Part of a data file:
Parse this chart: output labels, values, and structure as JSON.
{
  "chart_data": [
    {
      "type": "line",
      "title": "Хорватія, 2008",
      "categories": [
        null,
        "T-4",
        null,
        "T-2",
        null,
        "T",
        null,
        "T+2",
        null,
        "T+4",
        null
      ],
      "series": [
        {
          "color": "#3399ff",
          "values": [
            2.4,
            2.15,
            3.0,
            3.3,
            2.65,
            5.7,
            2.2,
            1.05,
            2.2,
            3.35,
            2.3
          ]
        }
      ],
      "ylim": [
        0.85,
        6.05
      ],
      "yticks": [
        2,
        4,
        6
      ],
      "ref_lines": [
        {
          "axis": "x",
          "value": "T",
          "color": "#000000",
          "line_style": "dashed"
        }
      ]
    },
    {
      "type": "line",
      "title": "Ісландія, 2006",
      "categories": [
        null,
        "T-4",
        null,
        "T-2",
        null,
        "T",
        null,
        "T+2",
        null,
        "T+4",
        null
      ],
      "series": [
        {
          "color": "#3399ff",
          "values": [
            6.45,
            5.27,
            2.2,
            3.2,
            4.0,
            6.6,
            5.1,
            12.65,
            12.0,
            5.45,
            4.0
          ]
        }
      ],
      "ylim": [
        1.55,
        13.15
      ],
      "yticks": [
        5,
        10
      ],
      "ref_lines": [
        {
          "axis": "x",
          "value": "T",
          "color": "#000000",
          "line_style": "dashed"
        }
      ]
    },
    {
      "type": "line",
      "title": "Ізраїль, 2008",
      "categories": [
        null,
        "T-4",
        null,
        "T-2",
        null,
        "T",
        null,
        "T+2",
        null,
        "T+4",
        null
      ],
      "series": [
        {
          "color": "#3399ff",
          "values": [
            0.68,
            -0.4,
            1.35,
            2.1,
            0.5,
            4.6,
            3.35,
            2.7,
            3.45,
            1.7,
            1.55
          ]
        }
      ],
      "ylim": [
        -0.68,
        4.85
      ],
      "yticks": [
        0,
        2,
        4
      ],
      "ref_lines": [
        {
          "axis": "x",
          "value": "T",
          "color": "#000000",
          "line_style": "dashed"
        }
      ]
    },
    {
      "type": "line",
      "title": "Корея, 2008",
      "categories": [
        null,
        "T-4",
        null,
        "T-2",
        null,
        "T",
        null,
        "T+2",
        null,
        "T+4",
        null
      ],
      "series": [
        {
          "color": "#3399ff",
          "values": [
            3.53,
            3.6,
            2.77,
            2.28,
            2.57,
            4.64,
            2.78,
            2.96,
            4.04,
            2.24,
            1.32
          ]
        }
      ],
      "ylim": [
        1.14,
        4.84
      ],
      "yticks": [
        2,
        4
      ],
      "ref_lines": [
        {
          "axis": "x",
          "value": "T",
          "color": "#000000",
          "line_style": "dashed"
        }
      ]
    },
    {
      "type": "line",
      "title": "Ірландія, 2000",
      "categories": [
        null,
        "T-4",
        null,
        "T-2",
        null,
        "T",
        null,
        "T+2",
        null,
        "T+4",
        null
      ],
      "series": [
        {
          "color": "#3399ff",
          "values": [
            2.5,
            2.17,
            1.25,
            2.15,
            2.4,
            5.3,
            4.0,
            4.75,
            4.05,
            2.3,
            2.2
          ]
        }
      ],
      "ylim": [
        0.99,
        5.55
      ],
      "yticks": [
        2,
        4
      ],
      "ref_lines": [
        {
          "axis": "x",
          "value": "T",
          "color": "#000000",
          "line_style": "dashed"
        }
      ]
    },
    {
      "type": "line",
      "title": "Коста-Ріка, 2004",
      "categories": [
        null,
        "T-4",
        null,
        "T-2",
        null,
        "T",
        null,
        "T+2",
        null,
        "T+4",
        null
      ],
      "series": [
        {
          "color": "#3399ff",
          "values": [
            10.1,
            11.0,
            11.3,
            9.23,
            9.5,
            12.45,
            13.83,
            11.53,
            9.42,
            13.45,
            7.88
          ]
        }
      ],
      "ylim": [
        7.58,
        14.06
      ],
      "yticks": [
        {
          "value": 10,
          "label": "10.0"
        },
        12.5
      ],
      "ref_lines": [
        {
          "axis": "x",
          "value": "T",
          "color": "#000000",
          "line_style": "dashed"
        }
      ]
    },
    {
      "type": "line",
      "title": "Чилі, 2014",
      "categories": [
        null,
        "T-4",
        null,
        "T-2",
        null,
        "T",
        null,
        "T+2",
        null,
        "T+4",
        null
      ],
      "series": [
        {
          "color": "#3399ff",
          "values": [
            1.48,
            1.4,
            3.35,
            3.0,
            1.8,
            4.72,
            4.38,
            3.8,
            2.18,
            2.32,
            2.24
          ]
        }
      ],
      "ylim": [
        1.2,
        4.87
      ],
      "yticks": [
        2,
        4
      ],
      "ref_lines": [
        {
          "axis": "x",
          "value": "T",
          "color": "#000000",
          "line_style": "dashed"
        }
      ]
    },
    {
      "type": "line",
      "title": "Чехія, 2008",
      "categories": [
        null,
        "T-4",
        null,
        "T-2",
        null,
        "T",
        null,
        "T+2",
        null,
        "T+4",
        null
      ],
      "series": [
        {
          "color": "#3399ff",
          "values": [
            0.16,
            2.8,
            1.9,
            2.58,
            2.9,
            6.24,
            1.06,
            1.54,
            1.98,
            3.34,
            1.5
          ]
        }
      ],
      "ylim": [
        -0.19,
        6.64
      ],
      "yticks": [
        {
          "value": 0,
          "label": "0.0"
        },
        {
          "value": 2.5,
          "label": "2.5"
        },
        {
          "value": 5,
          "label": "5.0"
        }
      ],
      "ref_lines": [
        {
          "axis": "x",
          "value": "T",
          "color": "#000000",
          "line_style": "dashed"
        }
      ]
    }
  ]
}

» **WHAT YOU SHOULD DO**
Each record must be repeated exactly as it is.

» **ANSWER TO THIS EXERCISE**
Parse this chart: output labels, values, and structure as JSON.
{
  "chart_data": [
    {
      "type": "line",
      "title": "Хорватія, 2008",
      "categories": [
        null,
        "T-4",
        null,
        "T-2",
        null,
        "T",
        null,
        "T+2",
        null,
        "T+4",
        null
      ],
      "series": [
        {
          "color": "#3399ff",
          "values": [
            2.4,
            2.15,
            3.0,
            3.3,
            2.65,
            5.7,
            2.2,
            1.05,
            2.2,
            3.35,
            2.3
          ]
        }
      ],
      "ylim": [
        0.85,
        6.05
      ],
      "yticks": [
        2,
        4,
        6
      ],
      "ref_lines": [
        {
          "axis": "x",
          "value": "T",
          "color": "#000000",
          "line_style": "dashed"
        }
      ]
    },
    {
      "type": "line",
      "title": "Ісландія, 2006",
      "categories": [
        null,
        "T-4",
        null,
        "T-2",
        null,
        "T",
        null,
        "T+2",
        null,
        "T+4",
        null
      ],
      "series": [
        {
          "color": "#3399ff",
          "values": [
            6.45,
            5.27,
            2.2,
            3.2,
            4.0,
            6.6,
            5.1,
            12.65,
            12.0,
            5.45,
            4.0
          ]
        }
      ],
      "ylim": [
        1.55,
        13.15
      ],
      "yticks": [
        5,
        10
      ],
      "ref_lines": [
        {
          "axis": "x",
          "value": "T",
          "color": "#000000",
          "line_style": "dashed"
        }
      ]
    },
    {
      "type": "line",
      "title": "Ізраїль, 2008",
      "categories": [
        null,
        "T-4",
        null,
        "T-2",
        null,
        "T",
        null,
        "T+2",
        null,
        "T+4",
        null
      ],
      "series": [
        {
          "color": "#3399ff",
          "values": [
            0.68,
            -0.4,
            1.35,
            2.1,
            0.5,
            4.6,
            3.35,
            2.7,
            3.45,
            1.7,
            1.55
          ]
        }
      ],
      "ylim": [
        -0.68,
        4.85
      ],
      "yticks": [
        0,
        2,
        4
      ],
      "ref_lines": [
        {
          "axis": "x",
          "value": "T",
          "color": "#000000",
          "line_style": "dashed"
        }
      ]
    },
    {
      "type": "line",
      "title": "Корея, 2008",
      "categories": [
        null,
        "T-4",
        null,
        "T-2",
        null,
        "T",
        null,
        "T+2",
        null,
        "T+4",
        null
      ],
      "series": [
        {
          "color": "#3399ff",
          "values": [
            3.53,
            3.6,
            2.77,
            2.28,
            2.57,
            4.64,
            2.78,
            2.96,
            4.04,
            2.24,
            1.32
          ]
        }
      ],
      "ylim": [
        1.14,
        4.84
      ],
      "yticks": [
        2,
        4
      ],
      "ref_lines": [
        {
          "axis": "x",
          "value": "T",
          "color": "#000000",
          "line_style": "dashed"
        }
      ]
    },
    {
      "type": "line",
      "title": "Ірландія, 2000",
      "categories": [
        null,
        "T-4",
        null,
        "T-2",
        null,
        "T",
        null,
        "T+2",
        null,
        "T+4",
        null
      ],
      "series": [
        {
          "color": "#3399ff",
          "values": [
            2.5,
            2.17,
            1.25,
            2.15,
            2.4,
            5.3,
            4.0,
            4.75,
            4.05,
            2.3,
            2.2
          ]
        }
      ],
      "ylim": [
        0.99,
        5.55
      ],
      "yticks": [
        2,
        4
      ],
      "ref_lines": [
        {
          "axis": "x",
          "value": "T",
          "color": "#000000",
          "line_style": "dashed"
        }
      ]
    },
    {
      "type": "line",
      "title": "Коста-Ріка, 2004",
      "categories": [
        null,
        "T-4",
        null,
        "T-2",
        null,
        "T",
        null,
        "T+2",
        null,
        "T+4",
        null
      ],
      "series": [
        {
          "color": "#3399ff",
          "values": [
            10.1,
            11.0,
            11.3,
            9.23,
            9.5,
            12.45,
            13.83,
            11.53,
            9.42,
            13.45,
            7.88
          ]
        }
      ],
      "ylim": [
        7.58,
        14.06
      ],
      "yticks": [
        {
          "value": 10,
          "label": "10.0"
        },
        12.5
      ],
      "ref_lines": [
        {
          "axis": "x",
          "value": "T",
          "color": "#000000",
          "line_style": "dashed"
        }
      ]
    },
    {
      "type": "line",
      "title": "Чилі, 2014",
      "categories": [
        null,
        "T-4",
        null,
        "T-2",
        null,
        "T",
        null,
        "T+2",
        null,
        "T+4",
        null
      ],
      "series": [
        {
          "color": "#3399ff",
          "values": [
            1.48,
            1.4,
            3.35,
            3.0,
            1.8,
            4.72,
            4.38,
            3.8,
            2.18,
            2.32,
            2.24
          ]
        }
      ],
      "ylim": [
        1.2,
        4.87
      ],
      "yticks": [
        2,
        4
      ],
      "ref_lines": [
        {
          "axis": "x",
          "value": "T",
          "color": "#000000",
          "line_style": "dashed"
        }
      ]
    },
    {
      "type": "line",
      "title": "Чехія, 2008",
      "categories": [
        null,
        "T-4",
        null,
        "T-2",
        null,
        "T",
        null,
        "T+2",
        null,
        "T+4",
        null
      ],
      "series": [
        {
          "color": "#3399ff",
          "values": [
            0.16,
            2.8,
            1.9,
            2.58,
            2.9,
            6.24,
            1.06,
            1.54,
            1.98,
            3.34,
            1.5
          ]
        }
      ],
      "ylim": [
        -0.19,
        6.64
      ],
      "yticks": [
        {
          "value": 0,
          "label": "0.0"
        },
        {
          "value": 2.5,
          "label": "2.5"
        },
        {
          "value": 5,
          "label": "5.0"
        }
      ],
      "ref_lines": [
        {
          "axis": "x",
          "value": "T",
          "color": "#000000",
          "line_style": "dashed"
        }
      ]
    }
  ]
}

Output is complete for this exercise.